- **TO BE DONE**
1. Name the crimes that, according to the passage on Columbus, his detractors routinely accuse him of.
2. Copy everything in the passage on Columbus from "Unfortunately, as is" down to "him as racists.".

- **TEXT BLOCK**

----------------

But the great explorer, whose daring voyage across the Atlantic Ocean in 1492 ended the disconnected histories of the world, has his staunch defenders.
Unfortunately, as is the case with so many historical and political disputes today, a rational discussion of the merits of Christopher Columbus is almost impossible, as his detractors routinely accuse him of the vilest of crimes — murder, rape, instigator of the Atlantic slave trade, destroyer of indigenous culture — and then accuse those who attempt to defend him as racists.
For example, in New Mexico, state Representative Derrick Lente, a Democrat, sponsored a bill that scrapped Columbus Day. Several other states, cities, and colleges have joined in defaming the historical reputation of Columbus. In defense of his bill, Lente argued that Columbus “led genocide, rape, pillage and death, and he tried to extinguish a large Native American population.”
Lente also said, “Christopher Columbus didn’t find us [Sandia people]. We have our own creation stories, our own language, our own history.”
There are so many false accusations made against Columbus, it is difficult to address them all. But Lente’s wild accusations are a good place to start. First of all, the Sandia people that Lente is so proud of are descendants of the Aztecs, a people who enslaved several other indigenous tribes in what is now Mexico, even eating them or sacrificing them in the hundreds of thousands upon altars to their gods. Yet, Columbus, a devout Catholic who introduced the Christian faith in the Western Hemisphere, is the one accused of genocide.

----------------

Data records:
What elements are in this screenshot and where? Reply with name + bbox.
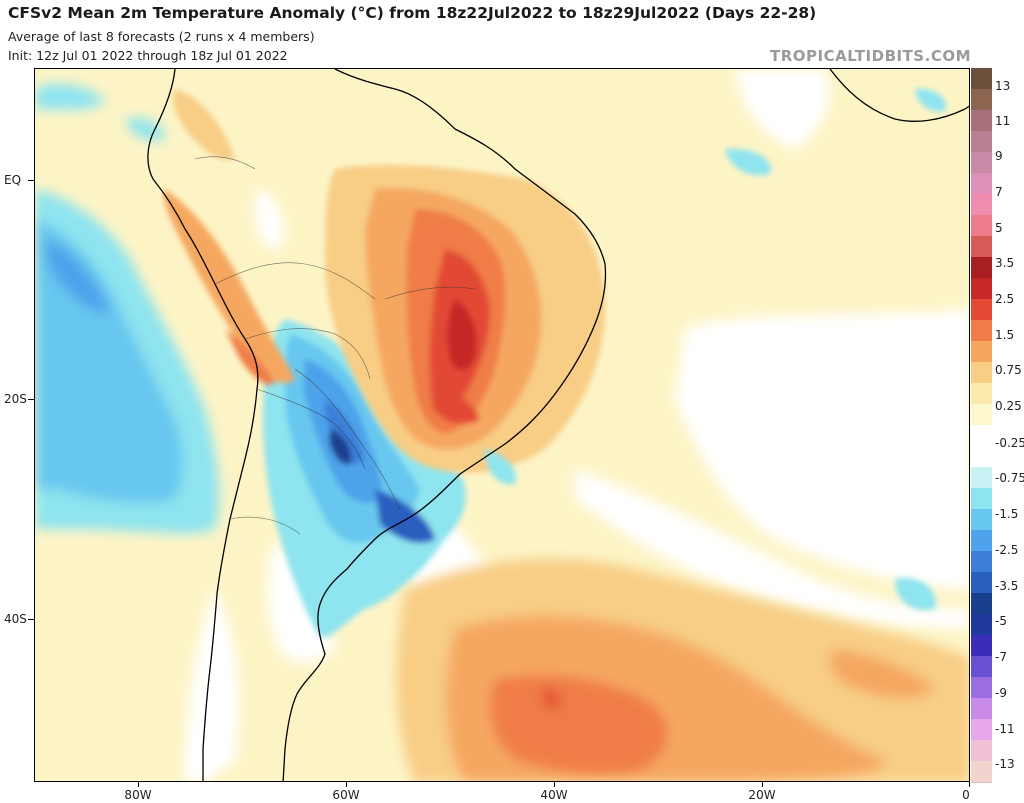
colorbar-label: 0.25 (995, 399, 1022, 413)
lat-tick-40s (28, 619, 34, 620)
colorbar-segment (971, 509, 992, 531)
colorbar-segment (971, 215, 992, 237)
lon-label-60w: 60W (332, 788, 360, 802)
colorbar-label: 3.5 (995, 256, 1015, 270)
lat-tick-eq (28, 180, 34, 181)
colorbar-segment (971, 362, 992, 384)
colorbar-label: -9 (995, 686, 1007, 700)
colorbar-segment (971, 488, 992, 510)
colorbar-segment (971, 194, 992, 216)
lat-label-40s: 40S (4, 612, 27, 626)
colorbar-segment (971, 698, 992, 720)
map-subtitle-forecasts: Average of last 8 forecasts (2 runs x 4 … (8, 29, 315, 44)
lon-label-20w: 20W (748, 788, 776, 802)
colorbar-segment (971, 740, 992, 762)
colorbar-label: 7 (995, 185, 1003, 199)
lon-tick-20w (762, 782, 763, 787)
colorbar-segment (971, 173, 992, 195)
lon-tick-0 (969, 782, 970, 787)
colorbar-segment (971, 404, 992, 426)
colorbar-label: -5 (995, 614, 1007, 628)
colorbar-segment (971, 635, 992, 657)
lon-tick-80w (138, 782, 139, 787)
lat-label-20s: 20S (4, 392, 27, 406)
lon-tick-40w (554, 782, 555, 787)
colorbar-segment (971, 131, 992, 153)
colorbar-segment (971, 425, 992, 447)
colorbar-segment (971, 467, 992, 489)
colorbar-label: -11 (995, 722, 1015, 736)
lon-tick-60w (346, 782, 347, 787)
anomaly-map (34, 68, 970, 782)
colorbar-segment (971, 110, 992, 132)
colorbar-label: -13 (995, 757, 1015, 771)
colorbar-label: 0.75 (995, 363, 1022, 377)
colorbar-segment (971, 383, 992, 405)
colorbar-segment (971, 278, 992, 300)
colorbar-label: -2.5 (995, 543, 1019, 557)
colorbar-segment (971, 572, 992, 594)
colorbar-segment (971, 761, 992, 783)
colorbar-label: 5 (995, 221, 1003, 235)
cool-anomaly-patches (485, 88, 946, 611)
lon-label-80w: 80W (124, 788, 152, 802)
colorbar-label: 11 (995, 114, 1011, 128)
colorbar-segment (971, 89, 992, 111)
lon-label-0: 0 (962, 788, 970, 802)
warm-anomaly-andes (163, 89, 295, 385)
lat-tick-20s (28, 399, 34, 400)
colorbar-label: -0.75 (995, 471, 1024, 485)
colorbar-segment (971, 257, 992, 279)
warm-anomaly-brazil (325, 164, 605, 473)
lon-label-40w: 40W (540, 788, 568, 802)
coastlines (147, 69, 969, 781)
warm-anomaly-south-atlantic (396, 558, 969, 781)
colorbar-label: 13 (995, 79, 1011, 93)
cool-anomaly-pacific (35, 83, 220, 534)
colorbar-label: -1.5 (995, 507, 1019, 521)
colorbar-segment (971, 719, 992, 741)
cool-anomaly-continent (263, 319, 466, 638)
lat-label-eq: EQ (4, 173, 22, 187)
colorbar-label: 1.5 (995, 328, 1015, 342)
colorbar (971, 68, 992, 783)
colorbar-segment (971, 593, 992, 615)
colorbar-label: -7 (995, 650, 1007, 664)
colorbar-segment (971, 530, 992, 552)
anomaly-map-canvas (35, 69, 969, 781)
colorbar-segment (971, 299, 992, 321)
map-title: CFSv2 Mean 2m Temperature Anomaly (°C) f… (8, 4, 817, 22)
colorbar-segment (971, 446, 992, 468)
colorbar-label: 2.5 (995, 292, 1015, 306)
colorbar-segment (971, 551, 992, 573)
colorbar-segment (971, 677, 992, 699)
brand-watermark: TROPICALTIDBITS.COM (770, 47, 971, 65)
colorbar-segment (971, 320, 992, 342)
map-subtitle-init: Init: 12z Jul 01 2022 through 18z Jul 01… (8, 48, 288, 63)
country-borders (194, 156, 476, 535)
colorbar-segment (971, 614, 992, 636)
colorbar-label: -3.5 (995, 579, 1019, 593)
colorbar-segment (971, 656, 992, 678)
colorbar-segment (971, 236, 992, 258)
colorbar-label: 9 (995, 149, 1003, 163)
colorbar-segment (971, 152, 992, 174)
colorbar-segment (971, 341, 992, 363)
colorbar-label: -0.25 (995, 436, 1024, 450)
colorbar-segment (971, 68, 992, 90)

----------------

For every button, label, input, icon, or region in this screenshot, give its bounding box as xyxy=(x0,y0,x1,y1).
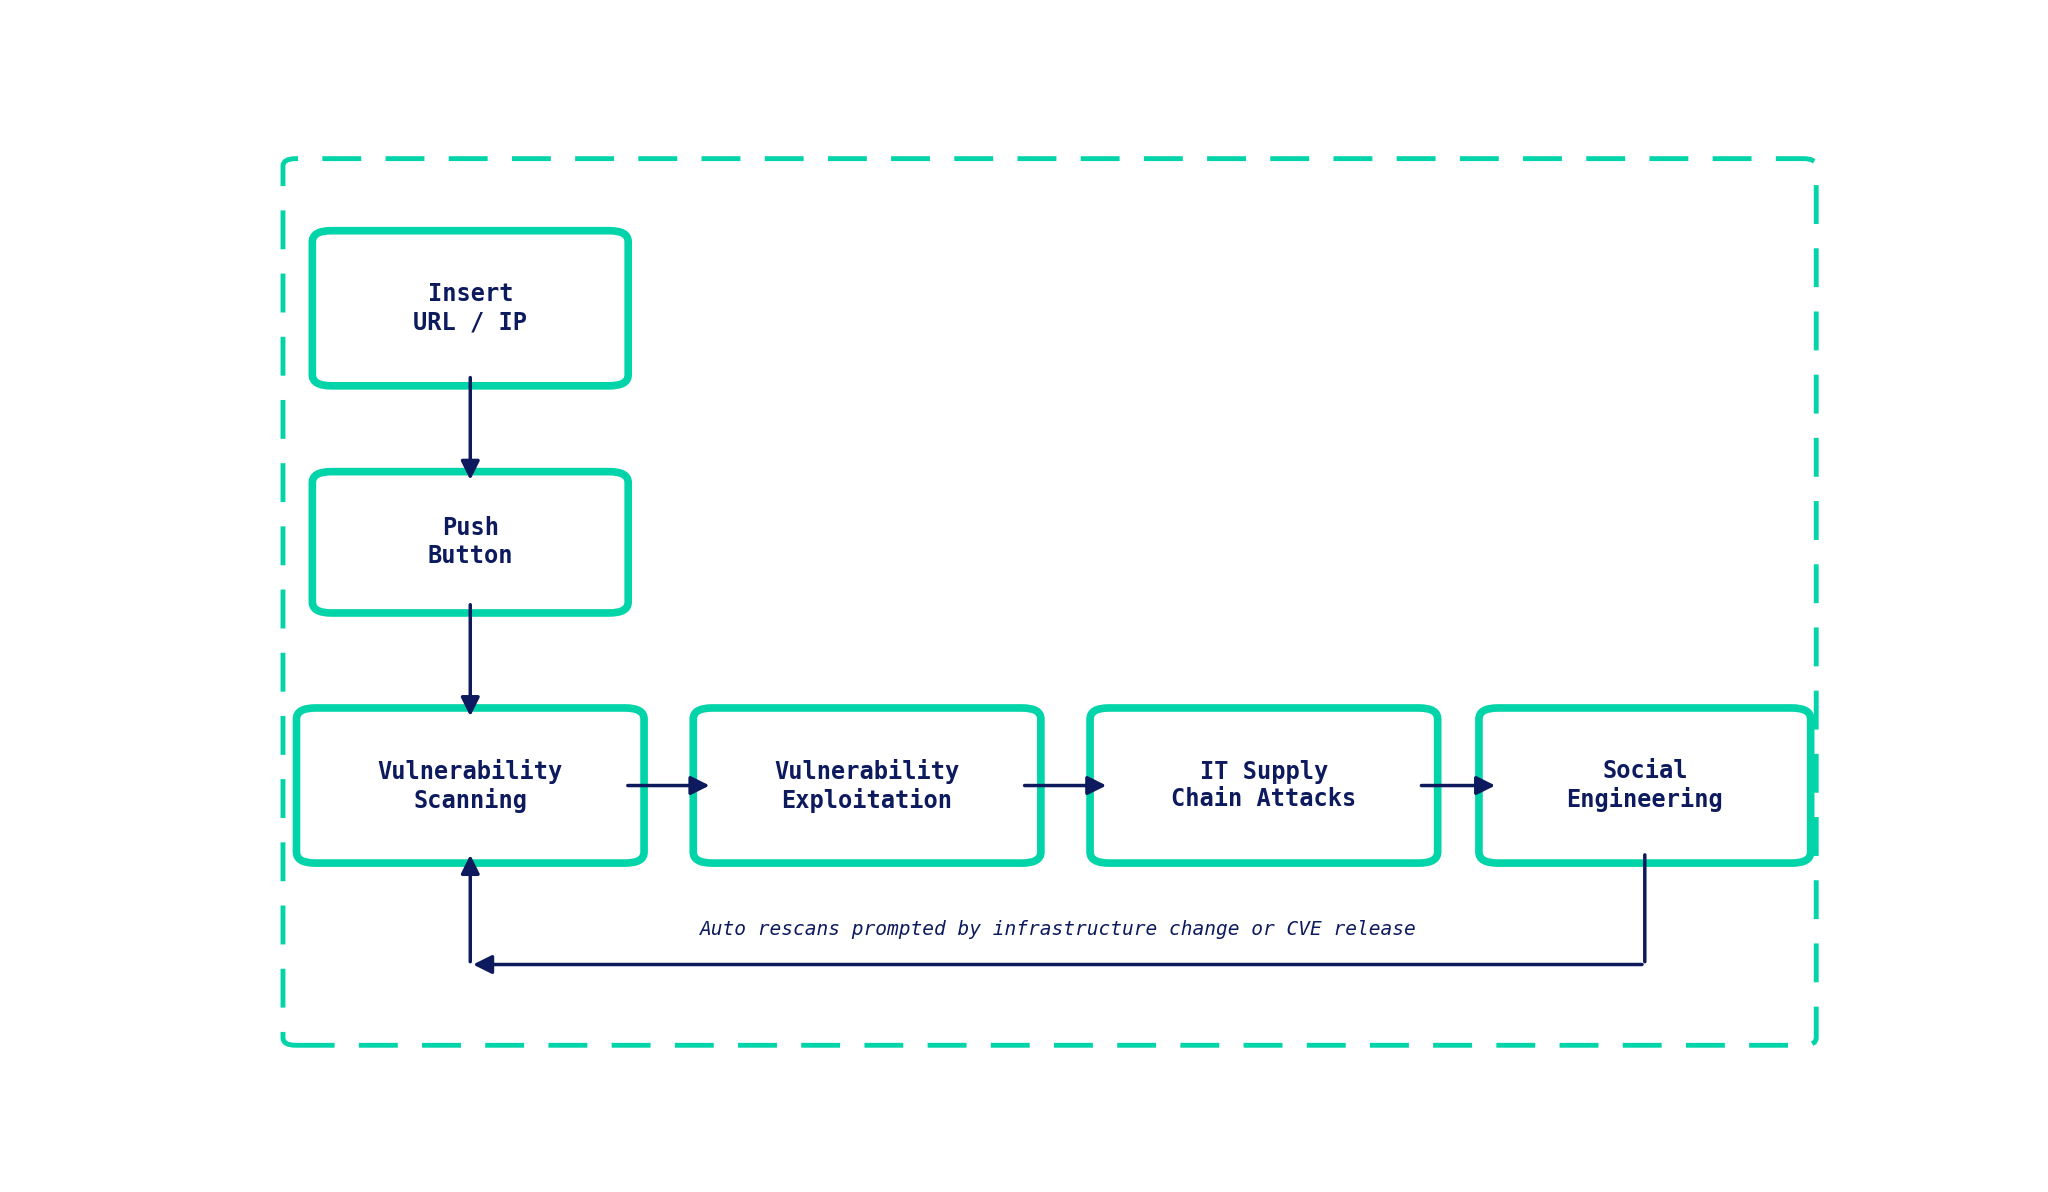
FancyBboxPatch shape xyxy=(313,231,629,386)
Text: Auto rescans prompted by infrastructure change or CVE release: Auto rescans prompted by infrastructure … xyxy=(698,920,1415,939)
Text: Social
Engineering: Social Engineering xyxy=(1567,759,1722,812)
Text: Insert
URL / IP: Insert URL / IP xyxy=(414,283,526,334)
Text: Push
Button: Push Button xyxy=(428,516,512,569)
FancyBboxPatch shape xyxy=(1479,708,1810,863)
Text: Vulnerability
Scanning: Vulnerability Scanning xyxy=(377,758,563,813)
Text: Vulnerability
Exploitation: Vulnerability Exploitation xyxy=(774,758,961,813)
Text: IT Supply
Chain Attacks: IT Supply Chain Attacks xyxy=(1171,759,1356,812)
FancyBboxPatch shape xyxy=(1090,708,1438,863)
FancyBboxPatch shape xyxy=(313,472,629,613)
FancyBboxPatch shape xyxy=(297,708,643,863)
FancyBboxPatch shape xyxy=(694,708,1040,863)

----------------

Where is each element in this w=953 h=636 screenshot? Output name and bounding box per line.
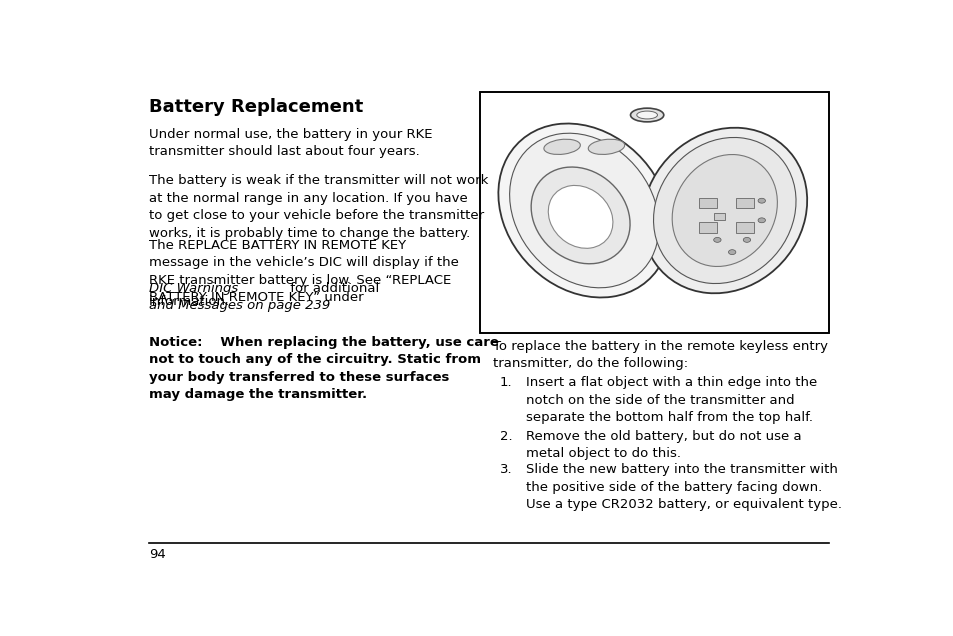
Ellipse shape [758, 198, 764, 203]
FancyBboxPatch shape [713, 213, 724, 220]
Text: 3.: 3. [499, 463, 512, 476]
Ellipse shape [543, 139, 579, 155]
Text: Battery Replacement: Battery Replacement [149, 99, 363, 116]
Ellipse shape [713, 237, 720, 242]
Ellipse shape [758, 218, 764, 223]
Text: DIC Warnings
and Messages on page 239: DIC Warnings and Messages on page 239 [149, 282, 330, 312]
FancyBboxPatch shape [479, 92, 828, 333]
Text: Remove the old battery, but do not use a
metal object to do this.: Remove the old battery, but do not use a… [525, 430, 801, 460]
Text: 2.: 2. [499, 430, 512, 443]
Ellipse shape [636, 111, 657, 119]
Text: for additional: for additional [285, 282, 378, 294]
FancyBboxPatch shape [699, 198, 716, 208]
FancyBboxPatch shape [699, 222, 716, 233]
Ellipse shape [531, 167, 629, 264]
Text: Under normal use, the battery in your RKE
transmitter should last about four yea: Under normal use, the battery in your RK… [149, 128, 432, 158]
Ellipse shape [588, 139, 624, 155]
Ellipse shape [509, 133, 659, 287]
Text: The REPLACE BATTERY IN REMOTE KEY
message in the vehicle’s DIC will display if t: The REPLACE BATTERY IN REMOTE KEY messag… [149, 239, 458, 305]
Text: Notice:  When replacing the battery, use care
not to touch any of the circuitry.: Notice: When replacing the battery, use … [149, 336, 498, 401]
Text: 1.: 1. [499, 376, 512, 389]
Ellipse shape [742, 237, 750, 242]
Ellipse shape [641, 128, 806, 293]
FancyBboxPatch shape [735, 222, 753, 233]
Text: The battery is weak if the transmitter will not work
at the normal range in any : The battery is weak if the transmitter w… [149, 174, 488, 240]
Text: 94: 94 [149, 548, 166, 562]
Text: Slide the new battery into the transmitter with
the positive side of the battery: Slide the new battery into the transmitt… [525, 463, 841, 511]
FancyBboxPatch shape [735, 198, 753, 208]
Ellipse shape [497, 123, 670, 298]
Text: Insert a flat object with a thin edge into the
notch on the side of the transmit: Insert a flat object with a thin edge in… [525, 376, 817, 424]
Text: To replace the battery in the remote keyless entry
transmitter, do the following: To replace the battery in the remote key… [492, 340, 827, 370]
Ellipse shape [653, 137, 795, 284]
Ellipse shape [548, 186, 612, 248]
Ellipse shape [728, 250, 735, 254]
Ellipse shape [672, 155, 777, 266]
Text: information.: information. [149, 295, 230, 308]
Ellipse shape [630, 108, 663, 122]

----------------

- **SOLUTIONS**
1.
- Murder
- Rape
- Instigator of the Atlantic slave trade
- Destroyer of indigenous culture

2.
Unfortunately, as is the case with so many historical and political disputes today, a rational discussion of the merits of Christopher Columbus is almost impossible, as his detractors routinely accuse him of the vilest of crimes — murder, rape, instigator of the Atlantic slave trade, destroyer of indigenous culture — and then accuse those who attempt to defend him as racists.